Given problem -
All of the material below is to be retyped exactly.

Data shown -
________________________________________

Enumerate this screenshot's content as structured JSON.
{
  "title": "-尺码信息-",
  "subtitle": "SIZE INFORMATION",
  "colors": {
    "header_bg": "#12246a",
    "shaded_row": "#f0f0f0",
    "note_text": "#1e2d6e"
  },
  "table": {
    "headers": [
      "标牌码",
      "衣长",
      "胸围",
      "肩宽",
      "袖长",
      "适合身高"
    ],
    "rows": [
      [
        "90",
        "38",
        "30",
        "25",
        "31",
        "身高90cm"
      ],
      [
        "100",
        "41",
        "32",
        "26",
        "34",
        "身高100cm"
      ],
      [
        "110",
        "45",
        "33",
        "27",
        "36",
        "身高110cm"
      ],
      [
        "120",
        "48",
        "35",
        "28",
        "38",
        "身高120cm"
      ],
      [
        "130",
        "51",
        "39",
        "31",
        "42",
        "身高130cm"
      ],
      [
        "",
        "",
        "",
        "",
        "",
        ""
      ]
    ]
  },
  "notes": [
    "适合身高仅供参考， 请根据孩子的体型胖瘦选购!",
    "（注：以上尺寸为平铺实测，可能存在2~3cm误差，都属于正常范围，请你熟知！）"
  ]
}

________________________________________

Solved exercise -
Enumerate this screenshot's content as structured JSON.
{
  "title": "-尺码信息-",
  "subtitle": "SIZE INFORMATION",
  "colors": {
    "header_bg": "#12246a",
    "shaded_row": "#f0f0f0",
    "note_text": "#1e2d6e"
  },
  "table": {
    "headers": [
      "标牌码",
      "衣长",
      "胸围",
      "肩宽",
      "袖长",
      "适合身高"
    ],
    "rows": [
      [
        "90",
        "38",
        "30",
        "25",
        "31",
        "身高90cm"
      ],
      [
        "100",
        "41",
        "32",
        "26",
        "34",
        "身高100cm"
      ],
      [
        "110",
        "45",
        "33",
        "27",
        "36",
        "身高110cm"
      ],
      [
        "120",
        "48",
        "35",
        "28",
        "38",
        "身高120cm"
      ],
      [
        "130",
        "51",
        "39",
        "31",
        "42",
        "身高130cm"
      ],
      [
        "",
        "",
        "",
        "",
        "",
        ""
      ]
    ]
  },
  "notes": [
    "适合身高仅供参考， 请根据孩子的体型胖瘦选购!",
    "（注：以上尺寸为平铺实测，可能存在2~3cm误差，都属于正常范围，请你熟知！）"
  ]
}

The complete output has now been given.